[PROBLEM DETAILS]
Scan each line of the records for the word "Birth" and extract the ones that have it.

[SUPPLIED DATA]
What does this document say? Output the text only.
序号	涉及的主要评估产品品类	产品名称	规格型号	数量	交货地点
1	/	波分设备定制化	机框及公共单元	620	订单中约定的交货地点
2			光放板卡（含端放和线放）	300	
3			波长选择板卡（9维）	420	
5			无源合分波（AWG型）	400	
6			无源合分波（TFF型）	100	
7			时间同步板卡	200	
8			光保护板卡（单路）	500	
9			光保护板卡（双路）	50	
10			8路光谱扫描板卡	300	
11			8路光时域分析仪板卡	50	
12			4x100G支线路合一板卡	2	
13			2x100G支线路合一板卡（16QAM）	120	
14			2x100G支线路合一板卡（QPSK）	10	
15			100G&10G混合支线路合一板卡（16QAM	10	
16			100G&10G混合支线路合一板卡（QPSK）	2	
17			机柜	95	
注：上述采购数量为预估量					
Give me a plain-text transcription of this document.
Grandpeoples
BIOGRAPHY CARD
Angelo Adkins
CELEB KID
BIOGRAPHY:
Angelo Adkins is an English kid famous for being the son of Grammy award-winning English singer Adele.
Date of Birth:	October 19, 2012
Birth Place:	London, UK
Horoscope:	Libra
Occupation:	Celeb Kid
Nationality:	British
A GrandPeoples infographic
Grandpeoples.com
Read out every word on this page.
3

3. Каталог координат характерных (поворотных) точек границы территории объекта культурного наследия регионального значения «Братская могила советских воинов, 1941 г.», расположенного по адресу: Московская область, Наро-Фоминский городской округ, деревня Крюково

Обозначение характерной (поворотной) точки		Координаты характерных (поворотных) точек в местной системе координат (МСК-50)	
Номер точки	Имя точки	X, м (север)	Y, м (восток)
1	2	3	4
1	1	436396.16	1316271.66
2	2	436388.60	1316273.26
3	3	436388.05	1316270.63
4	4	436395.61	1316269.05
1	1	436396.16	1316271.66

[SOLUTION TO THIS TASK]
Date of Birth:	October 19, 2012
Birth Place:	London, UK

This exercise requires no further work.